- _Figure record extracts_:
================
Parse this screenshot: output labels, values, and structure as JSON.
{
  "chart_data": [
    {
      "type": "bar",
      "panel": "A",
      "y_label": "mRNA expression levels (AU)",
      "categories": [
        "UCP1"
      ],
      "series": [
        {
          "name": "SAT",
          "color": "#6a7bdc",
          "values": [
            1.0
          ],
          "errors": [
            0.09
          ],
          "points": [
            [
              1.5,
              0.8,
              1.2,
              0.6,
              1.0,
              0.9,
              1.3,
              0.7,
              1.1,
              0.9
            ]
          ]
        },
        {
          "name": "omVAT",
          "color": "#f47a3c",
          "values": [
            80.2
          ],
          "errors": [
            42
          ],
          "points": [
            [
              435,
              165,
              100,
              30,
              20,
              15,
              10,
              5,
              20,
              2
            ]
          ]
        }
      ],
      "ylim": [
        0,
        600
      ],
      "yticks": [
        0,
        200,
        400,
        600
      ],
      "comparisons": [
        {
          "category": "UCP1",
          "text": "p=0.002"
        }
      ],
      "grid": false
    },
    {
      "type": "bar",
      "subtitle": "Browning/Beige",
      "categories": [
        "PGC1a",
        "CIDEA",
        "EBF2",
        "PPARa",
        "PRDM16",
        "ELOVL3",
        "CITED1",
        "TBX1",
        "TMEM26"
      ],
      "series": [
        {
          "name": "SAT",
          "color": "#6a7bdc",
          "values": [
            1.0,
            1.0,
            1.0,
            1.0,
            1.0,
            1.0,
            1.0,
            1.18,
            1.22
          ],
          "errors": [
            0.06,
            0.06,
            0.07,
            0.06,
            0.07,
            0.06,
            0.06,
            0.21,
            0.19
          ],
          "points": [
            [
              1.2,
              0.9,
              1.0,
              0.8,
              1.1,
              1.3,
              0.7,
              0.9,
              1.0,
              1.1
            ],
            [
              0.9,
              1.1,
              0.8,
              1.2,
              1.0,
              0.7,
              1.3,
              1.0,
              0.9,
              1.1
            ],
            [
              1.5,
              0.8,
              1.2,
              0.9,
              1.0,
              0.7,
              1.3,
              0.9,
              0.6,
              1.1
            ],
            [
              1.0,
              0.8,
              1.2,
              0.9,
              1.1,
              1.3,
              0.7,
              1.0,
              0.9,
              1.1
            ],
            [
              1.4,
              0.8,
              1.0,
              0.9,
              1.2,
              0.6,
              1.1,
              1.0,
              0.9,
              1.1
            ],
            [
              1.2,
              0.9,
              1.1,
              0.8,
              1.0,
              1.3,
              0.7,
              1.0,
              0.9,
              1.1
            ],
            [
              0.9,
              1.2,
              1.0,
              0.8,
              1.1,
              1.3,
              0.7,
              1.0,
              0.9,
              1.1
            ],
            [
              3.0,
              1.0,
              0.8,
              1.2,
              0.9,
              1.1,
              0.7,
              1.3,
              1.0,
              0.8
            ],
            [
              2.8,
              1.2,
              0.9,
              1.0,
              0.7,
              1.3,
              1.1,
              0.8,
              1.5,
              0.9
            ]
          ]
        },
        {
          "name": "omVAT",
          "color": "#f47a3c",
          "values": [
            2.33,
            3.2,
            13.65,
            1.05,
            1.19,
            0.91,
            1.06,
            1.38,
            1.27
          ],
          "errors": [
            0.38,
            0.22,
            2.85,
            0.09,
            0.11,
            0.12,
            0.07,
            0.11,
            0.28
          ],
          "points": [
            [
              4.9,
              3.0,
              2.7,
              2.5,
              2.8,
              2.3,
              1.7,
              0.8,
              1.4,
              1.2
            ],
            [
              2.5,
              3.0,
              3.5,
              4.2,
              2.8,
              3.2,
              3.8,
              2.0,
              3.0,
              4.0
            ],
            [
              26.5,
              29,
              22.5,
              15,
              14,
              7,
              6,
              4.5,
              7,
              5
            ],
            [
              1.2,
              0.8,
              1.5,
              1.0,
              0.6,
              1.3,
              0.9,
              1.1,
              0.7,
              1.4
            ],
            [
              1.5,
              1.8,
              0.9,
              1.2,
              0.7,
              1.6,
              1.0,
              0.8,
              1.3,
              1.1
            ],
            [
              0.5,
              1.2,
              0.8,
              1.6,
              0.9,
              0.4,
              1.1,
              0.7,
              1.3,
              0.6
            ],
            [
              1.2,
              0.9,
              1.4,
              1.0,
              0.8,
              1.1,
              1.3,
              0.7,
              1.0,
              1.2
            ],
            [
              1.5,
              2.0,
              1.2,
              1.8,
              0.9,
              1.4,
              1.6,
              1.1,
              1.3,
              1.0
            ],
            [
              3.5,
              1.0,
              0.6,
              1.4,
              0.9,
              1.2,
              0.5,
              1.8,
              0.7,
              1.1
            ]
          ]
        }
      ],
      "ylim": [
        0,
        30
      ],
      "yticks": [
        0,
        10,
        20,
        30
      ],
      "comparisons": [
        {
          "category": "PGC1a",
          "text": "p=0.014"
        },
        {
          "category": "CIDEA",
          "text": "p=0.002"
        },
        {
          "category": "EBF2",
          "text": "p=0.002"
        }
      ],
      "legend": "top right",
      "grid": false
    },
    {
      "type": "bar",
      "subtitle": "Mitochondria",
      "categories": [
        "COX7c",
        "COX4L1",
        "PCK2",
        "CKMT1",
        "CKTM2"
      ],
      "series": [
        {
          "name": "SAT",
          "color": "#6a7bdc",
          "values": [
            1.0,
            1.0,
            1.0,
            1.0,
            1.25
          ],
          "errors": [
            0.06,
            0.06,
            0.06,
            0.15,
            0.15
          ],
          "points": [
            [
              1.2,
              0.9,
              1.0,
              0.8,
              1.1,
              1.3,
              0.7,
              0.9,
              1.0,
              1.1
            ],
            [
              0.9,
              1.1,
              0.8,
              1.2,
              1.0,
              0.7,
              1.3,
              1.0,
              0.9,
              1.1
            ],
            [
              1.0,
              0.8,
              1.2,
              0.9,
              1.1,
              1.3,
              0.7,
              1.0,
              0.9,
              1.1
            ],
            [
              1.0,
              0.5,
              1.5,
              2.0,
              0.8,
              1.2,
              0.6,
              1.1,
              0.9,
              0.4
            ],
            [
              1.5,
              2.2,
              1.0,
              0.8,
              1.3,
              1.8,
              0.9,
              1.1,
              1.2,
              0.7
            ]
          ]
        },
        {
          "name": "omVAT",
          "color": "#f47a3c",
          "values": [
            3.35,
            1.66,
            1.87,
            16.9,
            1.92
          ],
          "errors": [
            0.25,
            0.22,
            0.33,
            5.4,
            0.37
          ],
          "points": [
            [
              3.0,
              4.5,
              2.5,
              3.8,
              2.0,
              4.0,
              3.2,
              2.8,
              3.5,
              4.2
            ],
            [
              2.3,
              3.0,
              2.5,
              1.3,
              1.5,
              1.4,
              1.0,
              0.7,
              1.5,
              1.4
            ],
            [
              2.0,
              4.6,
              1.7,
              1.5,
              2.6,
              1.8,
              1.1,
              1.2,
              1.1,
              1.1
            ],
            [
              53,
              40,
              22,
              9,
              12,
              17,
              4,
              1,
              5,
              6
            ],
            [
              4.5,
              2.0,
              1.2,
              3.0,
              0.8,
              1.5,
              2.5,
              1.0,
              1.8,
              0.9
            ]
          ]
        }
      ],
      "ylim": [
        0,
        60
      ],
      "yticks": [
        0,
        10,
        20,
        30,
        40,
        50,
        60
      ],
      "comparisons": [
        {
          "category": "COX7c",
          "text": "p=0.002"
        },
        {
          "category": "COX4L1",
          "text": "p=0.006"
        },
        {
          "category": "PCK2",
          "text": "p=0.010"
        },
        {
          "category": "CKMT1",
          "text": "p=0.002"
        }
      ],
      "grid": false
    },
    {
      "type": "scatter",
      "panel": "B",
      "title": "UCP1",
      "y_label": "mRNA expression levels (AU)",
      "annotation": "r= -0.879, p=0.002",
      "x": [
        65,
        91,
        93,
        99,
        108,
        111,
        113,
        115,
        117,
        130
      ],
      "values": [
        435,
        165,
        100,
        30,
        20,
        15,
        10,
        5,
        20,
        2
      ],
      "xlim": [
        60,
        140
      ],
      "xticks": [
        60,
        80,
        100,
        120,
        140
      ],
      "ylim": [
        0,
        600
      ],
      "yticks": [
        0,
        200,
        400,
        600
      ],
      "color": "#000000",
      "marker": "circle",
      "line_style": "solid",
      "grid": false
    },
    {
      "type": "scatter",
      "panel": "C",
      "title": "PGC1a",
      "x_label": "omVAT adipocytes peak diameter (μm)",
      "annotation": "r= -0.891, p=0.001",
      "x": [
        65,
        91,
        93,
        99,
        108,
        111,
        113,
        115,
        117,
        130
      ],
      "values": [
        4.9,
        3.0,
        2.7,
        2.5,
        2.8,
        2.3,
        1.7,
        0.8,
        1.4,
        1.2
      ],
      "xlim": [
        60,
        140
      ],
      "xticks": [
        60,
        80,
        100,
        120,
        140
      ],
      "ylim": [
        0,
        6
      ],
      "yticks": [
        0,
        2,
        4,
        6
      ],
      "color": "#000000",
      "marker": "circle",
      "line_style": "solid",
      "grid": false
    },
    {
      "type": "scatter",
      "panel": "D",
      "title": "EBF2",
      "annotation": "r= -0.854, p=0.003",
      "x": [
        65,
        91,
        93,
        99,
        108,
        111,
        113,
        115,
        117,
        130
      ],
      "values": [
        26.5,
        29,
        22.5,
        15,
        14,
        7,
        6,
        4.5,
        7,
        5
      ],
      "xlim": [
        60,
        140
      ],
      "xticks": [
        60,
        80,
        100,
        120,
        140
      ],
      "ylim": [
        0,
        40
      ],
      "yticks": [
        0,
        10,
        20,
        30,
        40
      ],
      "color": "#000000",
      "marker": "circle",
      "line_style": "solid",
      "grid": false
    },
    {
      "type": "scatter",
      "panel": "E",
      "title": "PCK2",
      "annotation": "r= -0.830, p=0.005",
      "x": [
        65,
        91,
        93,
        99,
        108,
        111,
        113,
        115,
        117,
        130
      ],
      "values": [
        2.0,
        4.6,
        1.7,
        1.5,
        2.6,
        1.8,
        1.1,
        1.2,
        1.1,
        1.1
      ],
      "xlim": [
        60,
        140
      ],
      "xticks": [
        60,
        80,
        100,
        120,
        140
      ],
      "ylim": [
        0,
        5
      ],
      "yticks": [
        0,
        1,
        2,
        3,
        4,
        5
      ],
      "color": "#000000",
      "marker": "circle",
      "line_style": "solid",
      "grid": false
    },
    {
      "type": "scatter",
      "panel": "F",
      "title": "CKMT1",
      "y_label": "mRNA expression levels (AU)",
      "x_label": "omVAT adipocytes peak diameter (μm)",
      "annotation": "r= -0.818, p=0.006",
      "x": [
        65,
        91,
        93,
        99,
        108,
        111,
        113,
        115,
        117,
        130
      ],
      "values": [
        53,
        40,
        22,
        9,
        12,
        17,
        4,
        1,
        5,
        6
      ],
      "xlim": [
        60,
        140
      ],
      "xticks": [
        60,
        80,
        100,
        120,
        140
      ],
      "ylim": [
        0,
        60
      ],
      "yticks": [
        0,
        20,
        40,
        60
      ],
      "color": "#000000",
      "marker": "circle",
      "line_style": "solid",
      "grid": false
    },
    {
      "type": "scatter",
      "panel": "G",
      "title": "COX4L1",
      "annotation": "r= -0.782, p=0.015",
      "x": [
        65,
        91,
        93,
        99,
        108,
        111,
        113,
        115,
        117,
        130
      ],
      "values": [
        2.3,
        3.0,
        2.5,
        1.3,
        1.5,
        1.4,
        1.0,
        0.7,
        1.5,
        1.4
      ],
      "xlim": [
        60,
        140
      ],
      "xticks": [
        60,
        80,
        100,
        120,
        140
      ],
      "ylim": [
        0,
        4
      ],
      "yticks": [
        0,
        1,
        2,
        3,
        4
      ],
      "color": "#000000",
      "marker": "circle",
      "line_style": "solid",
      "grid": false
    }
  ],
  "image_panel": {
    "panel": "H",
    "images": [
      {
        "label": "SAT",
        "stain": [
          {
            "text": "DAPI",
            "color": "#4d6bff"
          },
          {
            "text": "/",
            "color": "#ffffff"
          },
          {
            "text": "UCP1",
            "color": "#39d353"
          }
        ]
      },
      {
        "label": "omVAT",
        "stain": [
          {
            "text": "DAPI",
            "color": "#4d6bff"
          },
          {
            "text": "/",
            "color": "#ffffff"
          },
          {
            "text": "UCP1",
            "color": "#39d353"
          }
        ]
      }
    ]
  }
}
================
Every line of the records that includes the word "category" should be gathered.

          "category": "UCP1",
          "category": "PGC1a",
          "category": "CIDEA",
          "category": "EBF2",
          "category": "COX7c",
          "category": "COX4L1",
          "category": "PCK2",
          "category": "CKMT1",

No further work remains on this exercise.